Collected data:

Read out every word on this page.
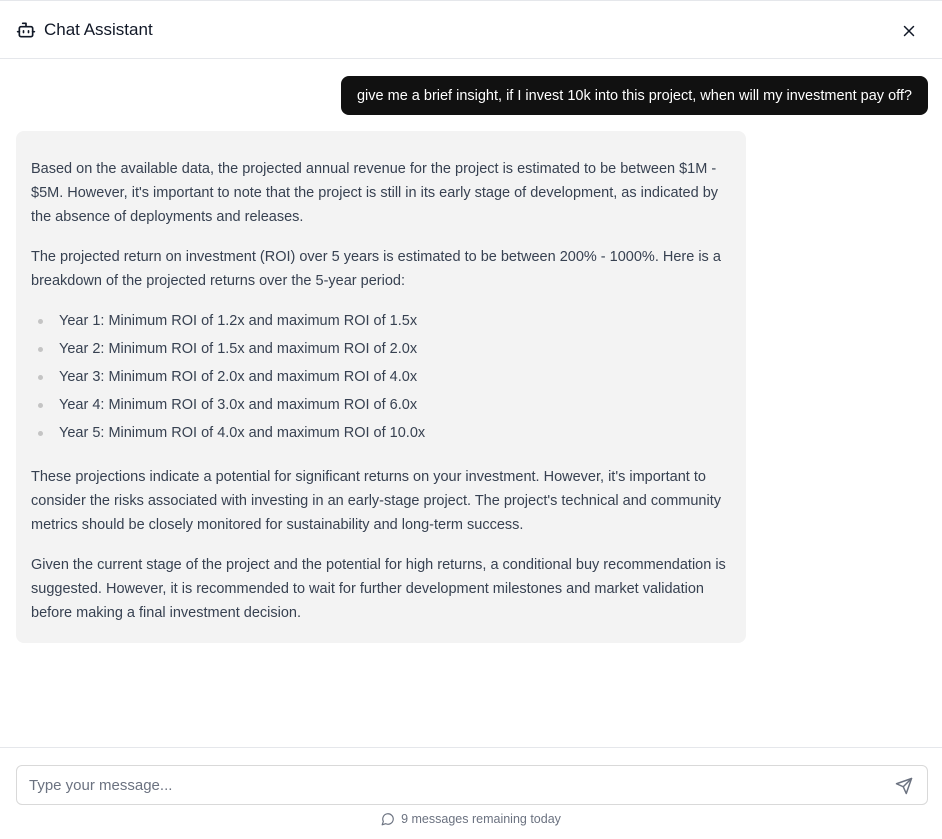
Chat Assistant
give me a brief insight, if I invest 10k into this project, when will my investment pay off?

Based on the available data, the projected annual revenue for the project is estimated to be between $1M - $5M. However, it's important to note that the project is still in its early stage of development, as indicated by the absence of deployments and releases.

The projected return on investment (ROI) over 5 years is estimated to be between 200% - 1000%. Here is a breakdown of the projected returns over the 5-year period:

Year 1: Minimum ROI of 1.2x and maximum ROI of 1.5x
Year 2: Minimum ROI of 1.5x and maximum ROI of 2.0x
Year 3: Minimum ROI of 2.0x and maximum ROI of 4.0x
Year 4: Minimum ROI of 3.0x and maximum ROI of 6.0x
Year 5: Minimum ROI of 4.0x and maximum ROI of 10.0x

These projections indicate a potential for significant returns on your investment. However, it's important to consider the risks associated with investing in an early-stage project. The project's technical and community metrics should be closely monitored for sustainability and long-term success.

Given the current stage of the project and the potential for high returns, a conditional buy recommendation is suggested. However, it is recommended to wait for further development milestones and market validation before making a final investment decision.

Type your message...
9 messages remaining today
==
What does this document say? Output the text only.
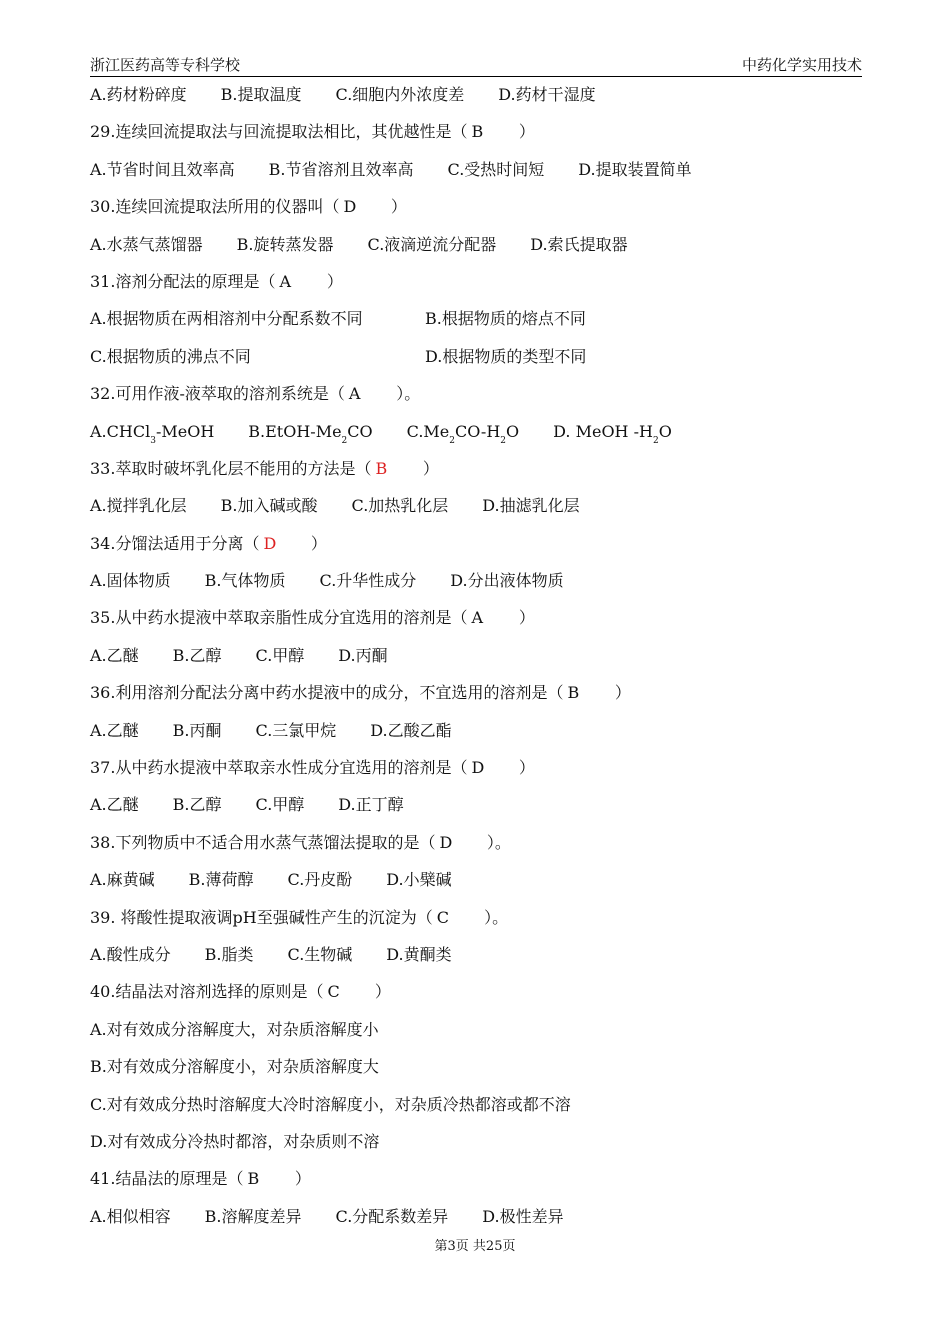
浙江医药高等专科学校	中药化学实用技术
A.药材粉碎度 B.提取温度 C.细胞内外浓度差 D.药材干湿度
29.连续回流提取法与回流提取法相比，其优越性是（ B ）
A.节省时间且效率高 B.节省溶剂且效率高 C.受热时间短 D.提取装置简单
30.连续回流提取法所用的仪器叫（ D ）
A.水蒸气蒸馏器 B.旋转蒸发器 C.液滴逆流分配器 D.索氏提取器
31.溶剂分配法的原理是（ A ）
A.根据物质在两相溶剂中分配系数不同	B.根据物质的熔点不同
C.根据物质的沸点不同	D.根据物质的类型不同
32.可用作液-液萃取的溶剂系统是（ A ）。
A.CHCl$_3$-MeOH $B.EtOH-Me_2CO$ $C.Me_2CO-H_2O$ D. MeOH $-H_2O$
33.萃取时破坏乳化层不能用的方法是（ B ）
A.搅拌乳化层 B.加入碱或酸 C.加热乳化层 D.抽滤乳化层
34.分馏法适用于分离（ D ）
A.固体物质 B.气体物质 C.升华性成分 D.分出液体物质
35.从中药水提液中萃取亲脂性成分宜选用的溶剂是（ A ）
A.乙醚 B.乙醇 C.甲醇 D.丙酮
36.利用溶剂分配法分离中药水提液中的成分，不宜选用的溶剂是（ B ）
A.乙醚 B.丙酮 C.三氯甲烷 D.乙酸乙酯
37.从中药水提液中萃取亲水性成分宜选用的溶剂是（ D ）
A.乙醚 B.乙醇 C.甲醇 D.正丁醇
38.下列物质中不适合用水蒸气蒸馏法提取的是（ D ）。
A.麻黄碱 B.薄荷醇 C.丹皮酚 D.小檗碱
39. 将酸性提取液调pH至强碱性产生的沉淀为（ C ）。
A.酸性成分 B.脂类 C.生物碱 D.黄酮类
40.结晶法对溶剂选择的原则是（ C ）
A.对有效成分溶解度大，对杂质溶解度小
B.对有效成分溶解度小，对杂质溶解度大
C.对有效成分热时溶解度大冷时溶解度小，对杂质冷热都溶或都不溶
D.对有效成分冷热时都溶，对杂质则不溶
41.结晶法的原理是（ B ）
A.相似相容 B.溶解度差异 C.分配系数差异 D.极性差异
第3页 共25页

> **OBJECTIVE**
State the number of lines in these entries that include the string "maximum". Provide nothing beyond that number.

> **ANSWER TO THE PROBLEM**
5